• Challenge: Copy out all of the rows below word for word, one per line.
--------------------------------------------------
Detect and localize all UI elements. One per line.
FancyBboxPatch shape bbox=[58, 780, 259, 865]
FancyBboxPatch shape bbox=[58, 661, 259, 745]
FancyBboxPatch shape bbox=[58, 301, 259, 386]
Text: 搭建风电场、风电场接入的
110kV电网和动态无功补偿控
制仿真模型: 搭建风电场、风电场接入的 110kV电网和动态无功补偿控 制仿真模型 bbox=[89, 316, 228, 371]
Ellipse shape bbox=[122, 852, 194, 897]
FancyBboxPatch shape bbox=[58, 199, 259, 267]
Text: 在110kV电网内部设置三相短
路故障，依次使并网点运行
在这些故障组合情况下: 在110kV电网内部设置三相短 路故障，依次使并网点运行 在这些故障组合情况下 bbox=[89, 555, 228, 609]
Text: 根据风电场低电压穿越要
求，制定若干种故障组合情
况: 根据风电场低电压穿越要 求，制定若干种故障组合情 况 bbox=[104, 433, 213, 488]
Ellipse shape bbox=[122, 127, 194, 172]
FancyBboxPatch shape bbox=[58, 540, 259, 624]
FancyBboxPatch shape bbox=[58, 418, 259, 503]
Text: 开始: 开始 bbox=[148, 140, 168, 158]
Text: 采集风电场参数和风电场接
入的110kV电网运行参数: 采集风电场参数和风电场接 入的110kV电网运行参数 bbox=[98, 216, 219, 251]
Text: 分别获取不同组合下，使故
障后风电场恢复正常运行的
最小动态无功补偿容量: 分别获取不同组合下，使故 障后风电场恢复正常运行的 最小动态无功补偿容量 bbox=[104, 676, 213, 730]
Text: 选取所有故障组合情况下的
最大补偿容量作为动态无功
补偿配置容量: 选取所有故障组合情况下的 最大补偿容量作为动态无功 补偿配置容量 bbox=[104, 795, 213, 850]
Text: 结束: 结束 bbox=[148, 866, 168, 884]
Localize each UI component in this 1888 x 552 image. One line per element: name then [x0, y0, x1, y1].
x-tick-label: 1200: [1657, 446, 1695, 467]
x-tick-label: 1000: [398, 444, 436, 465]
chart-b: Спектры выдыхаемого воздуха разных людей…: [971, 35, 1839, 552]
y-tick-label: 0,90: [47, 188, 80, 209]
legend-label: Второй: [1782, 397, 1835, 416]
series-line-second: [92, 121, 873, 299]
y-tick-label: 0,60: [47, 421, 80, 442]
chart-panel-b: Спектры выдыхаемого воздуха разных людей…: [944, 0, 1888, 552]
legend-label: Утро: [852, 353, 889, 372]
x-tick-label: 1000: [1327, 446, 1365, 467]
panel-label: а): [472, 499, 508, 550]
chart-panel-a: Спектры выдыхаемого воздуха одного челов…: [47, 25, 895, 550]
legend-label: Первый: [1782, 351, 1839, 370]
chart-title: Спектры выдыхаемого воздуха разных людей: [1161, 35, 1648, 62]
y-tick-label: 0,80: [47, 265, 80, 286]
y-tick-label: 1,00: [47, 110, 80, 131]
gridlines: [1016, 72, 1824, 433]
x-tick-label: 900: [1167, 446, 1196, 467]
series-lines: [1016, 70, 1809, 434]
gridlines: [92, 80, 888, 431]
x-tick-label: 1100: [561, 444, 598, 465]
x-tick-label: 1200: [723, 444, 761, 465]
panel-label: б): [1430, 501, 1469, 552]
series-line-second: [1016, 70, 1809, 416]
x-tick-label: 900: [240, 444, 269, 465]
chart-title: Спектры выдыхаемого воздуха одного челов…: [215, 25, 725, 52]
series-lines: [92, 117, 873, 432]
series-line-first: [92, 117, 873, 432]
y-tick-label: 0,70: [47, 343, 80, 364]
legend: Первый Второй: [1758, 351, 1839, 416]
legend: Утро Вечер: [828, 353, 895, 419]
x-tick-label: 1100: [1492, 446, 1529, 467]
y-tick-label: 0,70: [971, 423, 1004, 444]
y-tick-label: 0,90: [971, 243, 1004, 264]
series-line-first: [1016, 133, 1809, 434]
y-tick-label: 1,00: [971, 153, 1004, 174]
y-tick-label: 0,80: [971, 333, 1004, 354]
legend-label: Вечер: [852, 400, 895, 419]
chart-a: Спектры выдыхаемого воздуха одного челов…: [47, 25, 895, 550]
--------------------------------------------------
• Full response:
Detect and localize all UI elements. One per line.
FancyBboxPatch shape bbox=[58, 780, 259, 865]
FancyBboxPatch shape bbox=[58, 661, 259, 745]
FancyBboxPatch shape bbox=[58, 301, 259, 386]
Text: 搭建风电场、风电场接入的
110kV电网和动态无功补偿控
制仿真模型: 搭建风电场、风电场接入的 110kV电网和动态无功补偿控 制仿真模型 bbox=[89, 316, 228, 371]
Ellipse shape bbox=[122, 852, 194, 897]
FancyBboxPatch shape bbox=[58, 199, 259, 267]
Text: 在110kV电网内部设置三相短
路故障，依次使并网点运行
在这些故障组合情况下: 在110kV电网内部设置三相短 路故障，依次使并网点运行 在这些故障组合情况下 bbox=[89, 555, 228, 609]
Text: 根据风电场低电压穿越要
求，制定若干种故障组合情
况: 根据风电场低电压穿越要 求，制定若干种故障组合情 况 bbox=[104, 433, 213, 488]
Ellipse shape bbox=[122, 127, 194, 172]
FancyBboxPatch shape bbox=[58, 540, 259, 624]
FancyBboxPatch shape bbox=[58, 418, 259, 503]
Text: 开始: 开始 bbox=[148, 140, 168, 158]
Text: 采集风电场参数和风电场接
入的110kV电网运行参数: 采集风电场参数和风电场接 入的110kV电网运行参数 bbox=[98, 216, 219, 251]
Text: 分别获取不同组合下，使故
障后风电场恢复正常运行的
最小动态无功补偿容量: 分别获取不同组合下，使故 障后风电场恢复正常运行的 最小动态无功补偿容量 bbox=[104, 676, 213, 730]
Text: 选取所有故障组合情况下的
最大补偿容量作为动态无功
补偿配置容量: 选取所有故障组合情况下的 最大补偿容量作为动态无功 补偿配置容量 bbox=[104, 795, 213, 850]
Text: 结束: 结束 bbox=[148, 866, 168, 884]
Localize each UI component in this 1888 x 552 image. One line per element: name then [x0, y0, x1, y1].
x-tick-label: 1200: [1657, 446, 1695, 467]
x-tick-label: 1000: [398, 444, 436, 465]
chart-b: Спектры выдыхаемого воздуха разных людей…: [971, 35, 1839, 552]
y-tick-label: 0,90: [47, 188, 80, 209]
legend-label: Второй: [1782, 397, 1835, 416]
series-line-second: [92, 121, 873, 299]
y-tick-label: 0,60: [47, 421, 80, 442]
chart-panel-b: Спектры выдыхаемого воздуха разных людей…: [944, 0, 1888, 552]
legend-label: Утро: [852, 353, 889, 372]
x-tick-label: 1000: [1327, 446, 1365, 467]
panel-label: а): [472, 499, 508, 550]
chart-panel-a: Спектры выдыхаемого воздуха одного челов…: [47, 25, 895, 550]
legend-label: Первый: [1782, 351, 1839, 370]
chart-title: Спектры выдыхаемого воздуха разных людей: [1161, 35, 1648, 62]
y-tick-label: 0,80: [47, 265, 80, 286]
y-tick-label: 1,00: [47, 110, 80, 131]
gridlines: [1016, 72, 1824, 433]
x-tick-label: 900: [1167, 446, 1196, 467]
series-lines: [1016, 70, 1809, 434]
gridlines: [92, 80, 888, 431]
x-tick-label: 1100: [561, 444, 598, 465]
x-tick-label: 1200: [723, 444, 761, 465]
panel-label: б): [1430, 501, 1469, 552]
series-line-second: [1016, 70, 1809, 416]
x-tick-label: 900: [240, 444, 269, 465]
chart-title: Спектры выдыхаемого воздуха одного челов…: [215, 25, 725, 52]
series-lines: [92, 117, 873, 432]
series-line-first: [92, 117, 873, 432]
y-tick-label: 0,70: [47, 343, 80, 364]
legend: Первый Второй: [1758, 351, 1839, 416]
legend: Утро Вечер: [828, 353, 895, 419]
x-tick-label: 1100: [1492, 446, 1529, 467]
y-tick-label: 0,70: [971, 423, 1004, 444]
y-tick-label: 0,90: [971, 243, 1004, 264]
series-line-first: [1016, 133, 1809, 434]
y-tick-label: 1,00: [971, 153, 1004, 174]
y-tick-label: 0,80: [971, 333, 1004, 354]
legend-label: Вечер: [852, 400, 895, 419]
chart-a: Спектры выдыхаемого воздуха одного челов…: [47, 25, 895, 550]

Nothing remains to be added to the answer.